[Exercise task] Write out, unchanged, the lines from the one holding "What data populates" to the close of the listing. Both the first and last lines belong in it.

(Stored data)
+ + + + +
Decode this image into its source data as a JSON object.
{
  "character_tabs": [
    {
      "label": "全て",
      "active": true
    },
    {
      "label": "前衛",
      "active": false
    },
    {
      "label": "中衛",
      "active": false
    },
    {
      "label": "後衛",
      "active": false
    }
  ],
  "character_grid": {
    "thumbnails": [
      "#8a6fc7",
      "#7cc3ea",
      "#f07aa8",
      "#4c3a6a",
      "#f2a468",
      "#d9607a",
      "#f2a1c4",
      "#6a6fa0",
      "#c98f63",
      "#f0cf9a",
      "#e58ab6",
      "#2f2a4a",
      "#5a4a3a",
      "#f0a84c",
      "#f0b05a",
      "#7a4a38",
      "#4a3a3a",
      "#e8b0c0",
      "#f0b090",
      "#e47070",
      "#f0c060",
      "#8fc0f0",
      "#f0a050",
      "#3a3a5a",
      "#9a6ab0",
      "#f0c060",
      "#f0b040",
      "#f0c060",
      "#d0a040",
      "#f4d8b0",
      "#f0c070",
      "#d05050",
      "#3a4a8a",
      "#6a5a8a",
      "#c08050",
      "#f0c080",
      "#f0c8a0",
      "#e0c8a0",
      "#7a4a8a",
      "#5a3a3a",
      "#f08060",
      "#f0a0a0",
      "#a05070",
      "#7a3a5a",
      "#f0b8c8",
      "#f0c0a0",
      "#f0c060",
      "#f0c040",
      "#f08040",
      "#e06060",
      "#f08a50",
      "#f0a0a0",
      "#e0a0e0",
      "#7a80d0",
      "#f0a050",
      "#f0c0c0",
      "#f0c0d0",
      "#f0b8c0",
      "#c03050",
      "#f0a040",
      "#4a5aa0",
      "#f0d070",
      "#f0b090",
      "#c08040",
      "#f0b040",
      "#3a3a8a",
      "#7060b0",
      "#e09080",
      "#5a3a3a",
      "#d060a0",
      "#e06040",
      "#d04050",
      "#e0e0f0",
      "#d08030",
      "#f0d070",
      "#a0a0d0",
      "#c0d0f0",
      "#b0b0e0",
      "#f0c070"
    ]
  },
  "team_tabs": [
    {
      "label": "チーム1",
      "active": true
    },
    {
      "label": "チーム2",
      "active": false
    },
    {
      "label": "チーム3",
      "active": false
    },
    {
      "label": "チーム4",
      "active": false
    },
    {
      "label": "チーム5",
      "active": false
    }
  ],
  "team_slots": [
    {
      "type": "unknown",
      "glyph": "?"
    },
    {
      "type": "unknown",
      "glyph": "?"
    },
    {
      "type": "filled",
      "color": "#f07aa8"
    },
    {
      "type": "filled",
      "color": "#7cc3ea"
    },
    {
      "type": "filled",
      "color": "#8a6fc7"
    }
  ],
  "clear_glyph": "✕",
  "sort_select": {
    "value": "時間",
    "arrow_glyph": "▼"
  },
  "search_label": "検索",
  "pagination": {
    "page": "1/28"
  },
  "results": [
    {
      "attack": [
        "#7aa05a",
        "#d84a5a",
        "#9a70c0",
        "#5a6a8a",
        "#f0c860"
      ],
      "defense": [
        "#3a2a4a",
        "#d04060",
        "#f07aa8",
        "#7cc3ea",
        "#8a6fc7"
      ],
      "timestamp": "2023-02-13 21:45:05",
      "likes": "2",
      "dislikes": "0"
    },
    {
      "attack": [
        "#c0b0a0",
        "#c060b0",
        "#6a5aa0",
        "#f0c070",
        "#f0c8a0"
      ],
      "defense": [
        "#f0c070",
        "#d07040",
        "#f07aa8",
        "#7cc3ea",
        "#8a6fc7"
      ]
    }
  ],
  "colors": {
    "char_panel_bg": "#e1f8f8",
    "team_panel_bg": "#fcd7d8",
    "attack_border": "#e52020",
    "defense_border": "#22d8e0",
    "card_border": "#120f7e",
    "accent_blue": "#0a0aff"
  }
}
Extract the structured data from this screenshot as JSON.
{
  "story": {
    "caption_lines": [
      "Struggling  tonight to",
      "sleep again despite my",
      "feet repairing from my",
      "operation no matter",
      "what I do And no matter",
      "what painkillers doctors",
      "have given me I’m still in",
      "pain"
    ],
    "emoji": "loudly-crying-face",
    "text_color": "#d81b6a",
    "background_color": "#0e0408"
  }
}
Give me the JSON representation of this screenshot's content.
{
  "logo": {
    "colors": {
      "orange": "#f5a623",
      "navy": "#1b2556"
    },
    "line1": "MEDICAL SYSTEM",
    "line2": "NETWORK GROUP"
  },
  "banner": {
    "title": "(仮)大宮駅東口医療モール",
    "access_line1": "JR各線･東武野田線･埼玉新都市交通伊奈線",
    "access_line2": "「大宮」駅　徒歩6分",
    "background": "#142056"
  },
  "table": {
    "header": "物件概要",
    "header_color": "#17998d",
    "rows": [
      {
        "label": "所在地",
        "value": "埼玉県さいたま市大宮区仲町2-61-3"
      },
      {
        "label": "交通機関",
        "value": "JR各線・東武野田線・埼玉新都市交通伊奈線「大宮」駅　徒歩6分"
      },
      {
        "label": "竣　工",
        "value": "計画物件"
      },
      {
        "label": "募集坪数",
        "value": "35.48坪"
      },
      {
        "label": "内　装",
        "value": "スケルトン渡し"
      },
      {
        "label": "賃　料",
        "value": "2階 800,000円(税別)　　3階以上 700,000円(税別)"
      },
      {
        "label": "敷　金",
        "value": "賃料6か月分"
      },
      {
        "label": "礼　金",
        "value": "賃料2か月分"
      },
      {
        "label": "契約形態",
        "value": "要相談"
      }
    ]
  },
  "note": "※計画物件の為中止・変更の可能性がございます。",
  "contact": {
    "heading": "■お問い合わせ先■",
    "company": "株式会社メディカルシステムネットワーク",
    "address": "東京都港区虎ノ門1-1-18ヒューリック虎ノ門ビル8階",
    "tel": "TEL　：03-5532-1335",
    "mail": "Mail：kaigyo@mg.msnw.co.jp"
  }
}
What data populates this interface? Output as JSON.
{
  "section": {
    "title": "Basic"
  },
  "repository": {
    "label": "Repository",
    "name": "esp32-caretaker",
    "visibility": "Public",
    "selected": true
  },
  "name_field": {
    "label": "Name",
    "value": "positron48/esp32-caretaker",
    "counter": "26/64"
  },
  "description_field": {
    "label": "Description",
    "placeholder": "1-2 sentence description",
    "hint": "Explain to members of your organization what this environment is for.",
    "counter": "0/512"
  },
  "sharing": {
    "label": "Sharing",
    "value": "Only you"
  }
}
+ + + + +
[Reply]
What data populates this interface? Output as JSON.
{
  "section": {
    "title": "Basic"
  },
  "repository": {
    "label": "Repository",
    "name": "esp32-caretaker",
    "visibility": "Public",
    "selected": true
  },
  "name_field": {
    "label": "Name",
    "value": "positron48/esp32-caretaker",
    "counter": "26/64"
  },
  "description_field": {
    "label": "Description",
    "placeholder": "1-2 sentence description",
    "hint": "Explain to members of your organization what this environment is for.",
    "counter": "0/512"
  },
  "sharing": {
    "label": "Sharing",
    "value": "Only you"
  }
}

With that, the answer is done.